--- Task prompt ---
Starting with the line that contains "Transcribe the text in this document.", return every line through the end of the listing below exactly as written. Omit the pictures.

--- Data shown ---

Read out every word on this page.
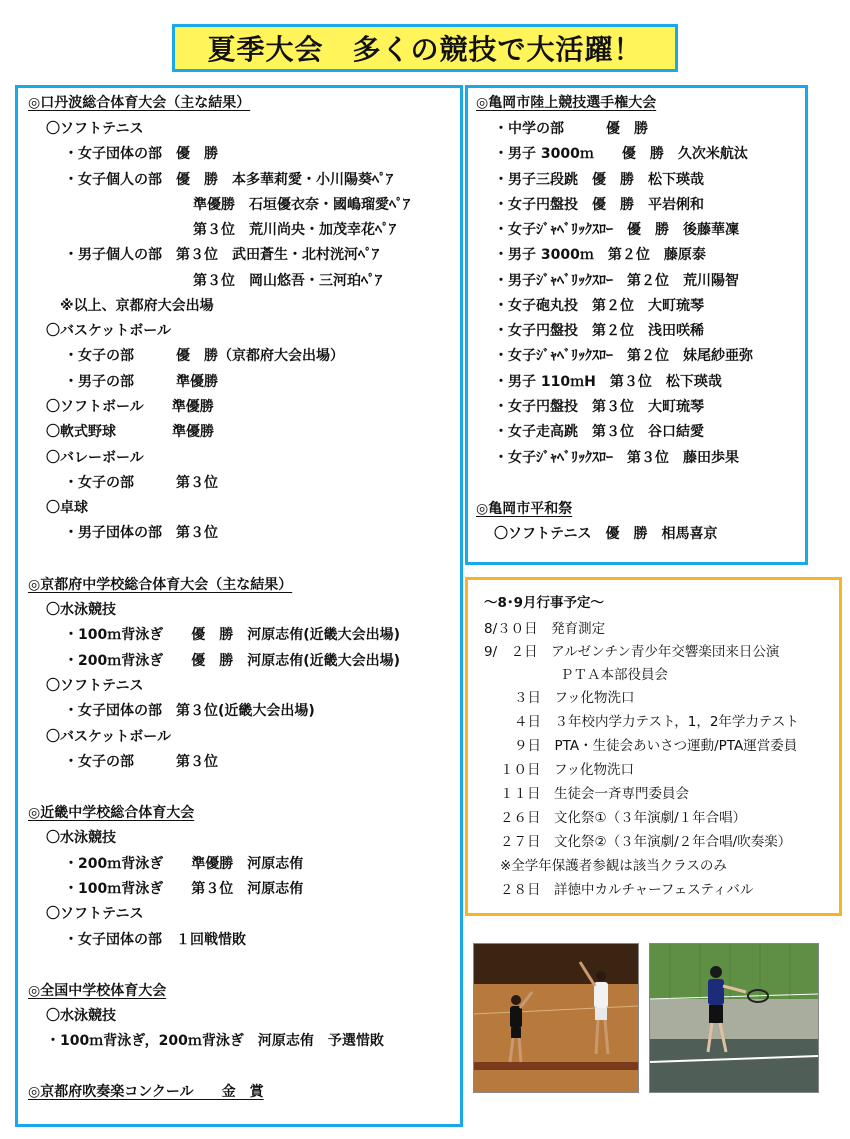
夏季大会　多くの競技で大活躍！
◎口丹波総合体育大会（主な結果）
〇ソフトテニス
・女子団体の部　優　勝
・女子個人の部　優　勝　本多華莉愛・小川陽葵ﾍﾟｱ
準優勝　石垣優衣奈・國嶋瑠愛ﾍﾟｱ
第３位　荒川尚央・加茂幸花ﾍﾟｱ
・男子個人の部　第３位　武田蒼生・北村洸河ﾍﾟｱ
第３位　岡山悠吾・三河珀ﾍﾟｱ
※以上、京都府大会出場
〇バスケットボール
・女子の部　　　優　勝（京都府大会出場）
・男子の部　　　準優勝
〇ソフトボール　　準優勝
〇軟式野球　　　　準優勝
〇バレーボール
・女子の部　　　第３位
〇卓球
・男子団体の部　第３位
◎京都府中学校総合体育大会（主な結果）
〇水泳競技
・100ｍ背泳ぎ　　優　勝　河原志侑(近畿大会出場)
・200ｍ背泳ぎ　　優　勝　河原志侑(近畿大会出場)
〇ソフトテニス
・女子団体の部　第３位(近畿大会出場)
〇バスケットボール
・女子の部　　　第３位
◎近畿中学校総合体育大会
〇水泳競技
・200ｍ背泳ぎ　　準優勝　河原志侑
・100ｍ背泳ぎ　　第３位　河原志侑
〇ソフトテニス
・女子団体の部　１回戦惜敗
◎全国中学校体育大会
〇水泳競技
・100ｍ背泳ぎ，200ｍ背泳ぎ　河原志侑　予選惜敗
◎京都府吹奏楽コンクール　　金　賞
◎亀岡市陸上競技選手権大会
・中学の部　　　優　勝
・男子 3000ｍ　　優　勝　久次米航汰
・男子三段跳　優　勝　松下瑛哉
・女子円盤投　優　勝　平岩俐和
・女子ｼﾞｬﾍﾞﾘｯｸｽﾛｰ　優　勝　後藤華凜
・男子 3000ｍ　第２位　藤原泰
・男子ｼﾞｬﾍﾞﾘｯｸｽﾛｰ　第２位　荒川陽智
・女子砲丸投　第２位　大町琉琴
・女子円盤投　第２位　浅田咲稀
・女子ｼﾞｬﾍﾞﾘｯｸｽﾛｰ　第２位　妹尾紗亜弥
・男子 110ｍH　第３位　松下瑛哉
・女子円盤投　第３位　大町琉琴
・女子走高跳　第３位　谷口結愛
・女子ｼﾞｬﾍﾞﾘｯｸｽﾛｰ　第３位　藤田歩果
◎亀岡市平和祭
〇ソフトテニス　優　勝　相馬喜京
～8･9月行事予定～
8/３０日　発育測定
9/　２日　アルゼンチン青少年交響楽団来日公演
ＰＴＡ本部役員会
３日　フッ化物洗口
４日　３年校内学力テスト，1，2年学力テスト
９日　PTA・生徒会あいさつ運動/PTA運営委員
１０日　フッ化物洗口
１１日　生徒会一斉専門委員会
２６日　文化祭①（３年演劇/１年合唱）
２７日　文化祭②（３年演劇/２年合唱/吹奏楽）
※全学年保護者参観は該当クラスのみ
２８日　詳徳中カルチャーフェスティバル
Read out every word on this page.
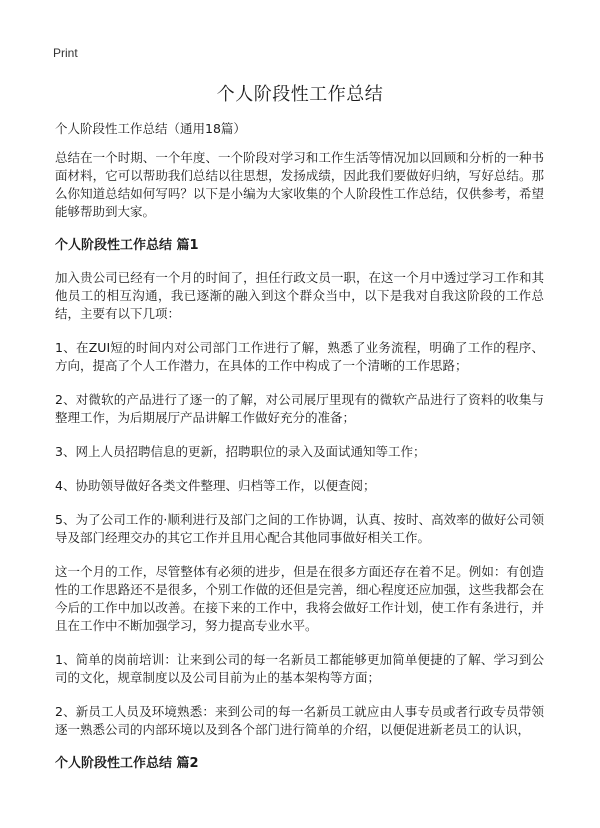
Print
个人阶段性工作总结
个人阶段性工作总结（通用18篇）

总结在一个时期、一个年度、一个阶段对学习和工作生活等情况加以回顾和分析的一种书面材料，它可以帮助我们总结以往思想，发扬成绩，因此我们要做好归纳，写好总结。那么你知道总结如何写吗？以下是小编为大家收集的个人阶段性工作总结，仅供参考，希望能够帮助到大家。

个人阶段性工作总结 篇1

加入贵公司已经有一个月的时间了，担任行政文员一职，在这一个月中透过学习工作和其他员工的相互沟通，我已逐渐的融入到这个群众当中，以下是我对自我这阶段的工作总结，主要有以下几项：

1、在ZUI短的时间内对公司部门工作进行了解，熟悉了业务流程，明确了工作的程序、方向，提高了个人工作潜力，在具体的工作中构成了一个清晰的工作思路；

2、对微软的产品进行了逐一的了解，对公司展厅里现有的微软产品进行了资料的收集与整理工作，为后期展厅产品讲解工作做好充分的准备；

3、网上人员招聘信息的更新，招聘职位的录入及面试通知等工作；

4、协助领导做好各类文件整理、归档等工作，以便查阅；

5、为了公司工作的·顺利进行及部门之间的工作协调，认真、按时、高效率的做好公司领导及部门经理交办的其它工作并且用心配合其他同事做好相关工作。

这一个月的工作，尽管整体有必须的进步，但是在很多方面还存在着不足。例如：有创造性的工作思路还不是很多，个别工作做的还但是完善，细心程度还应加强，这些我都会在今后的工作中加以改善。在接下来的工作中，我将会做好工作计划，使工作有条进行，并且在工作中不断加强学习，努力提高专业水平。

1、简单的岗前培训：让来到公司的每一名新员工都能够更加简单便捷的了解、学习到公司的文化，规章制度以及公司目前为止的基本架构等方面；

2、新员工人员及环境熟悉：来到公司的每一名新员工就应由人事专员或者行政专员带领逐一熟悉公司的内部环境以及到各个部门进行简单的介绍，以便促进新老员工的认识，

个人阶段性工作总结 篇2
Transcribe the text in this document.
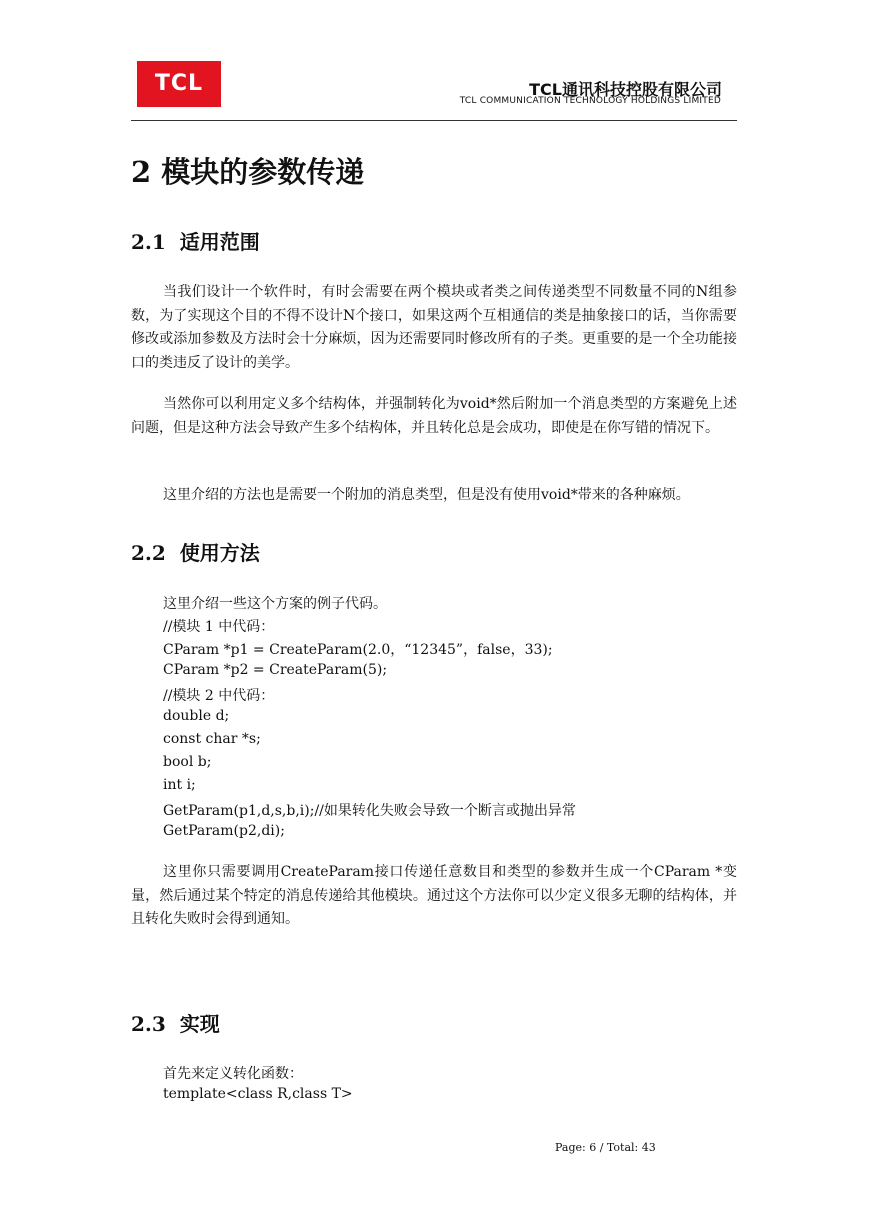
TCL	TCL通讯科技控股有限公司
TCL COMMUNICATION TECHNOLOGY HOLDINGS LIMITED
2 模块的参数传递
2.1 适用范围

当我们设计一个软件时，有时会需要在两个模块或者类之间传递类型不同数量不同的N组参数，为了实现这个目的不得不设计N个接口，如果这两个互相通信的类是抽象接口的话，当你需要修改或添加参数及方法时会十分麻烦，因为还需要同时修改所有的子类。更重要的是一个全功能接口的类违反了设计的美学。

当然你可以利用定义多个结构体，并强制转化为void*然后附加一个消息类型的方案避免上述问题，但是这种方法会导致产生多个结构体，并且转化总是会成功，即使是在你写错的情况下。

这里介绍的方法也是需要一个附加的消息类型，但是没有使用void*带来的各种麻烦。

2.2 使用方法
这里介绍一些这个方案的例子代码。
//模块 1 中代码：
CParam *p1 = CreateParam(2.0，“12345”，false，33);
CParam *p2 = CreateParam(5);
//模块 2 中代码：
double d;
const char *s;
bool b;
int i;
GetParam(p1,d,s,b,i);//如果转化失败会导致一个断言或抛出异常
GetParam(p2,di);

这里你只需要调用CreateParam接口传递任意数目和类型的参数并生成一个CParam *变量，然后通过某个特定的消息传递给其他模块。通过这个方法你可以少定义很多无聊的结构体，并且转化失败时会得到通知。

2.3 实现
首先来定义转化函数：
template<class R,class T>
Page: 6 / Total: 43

--- Right answer ---
Transcribe the text in this document.
TCL	TCL通讯科技控股有限公司
TCL COMMUNICATION TECHNOLOGY HOLDINGS LIMITED
2 模块的参数传递
2.1 适用范围

当我们设计一个软件时，有时会需要在两个模块或者类之间传递类型不同数量不同的N组参数，为了实现这个目的不得不设计N个接口，如果这两个互相通信的类是抽象接口的话，当你需要修改或添加参数及方法时会十分麻烦，因为还需要同时修改所有的子类。更重要的是一个全功能接口的类违反了设计的美学。

当然你可以利用定义多个结构体，并强制转化为void*然后附加一个消息类型的方案避免上述问题，但是这种方法会导致产生多个结构体，并且转化总是会成功，即使是在你写错的情况下。

这里介绍的方法也是需要一个附加的消息类型，但是没有使用void*带来的各种麻烦。

2.2 使用方法
这里介绍一些这个方案的例子代码。
//模块 1 中代码：
CParam *p1 = CreateParam(2.0，“12345”，false，33);
CParam *p2 = CreateParam(5);
//模块 2 中代码：
double d;
const char *s;
bool b;
int i;
GetParam(p1,d,s,b,i);//如果转化失败会导致一个断言或抛出异常
GetParam(p2,di);

这里你只需要调用CreateParam接口传递任意数目和类型的参数并生成一个CParam *变量，然后通过某个特定的消息传递给其他模块。通过这个方法你可以少定义很多无聊的结构体，并且转化失败时会得到通知。

2.3 实现
首先来定义转化函数：
template<class R,class T>
Page: 6 / Total: 43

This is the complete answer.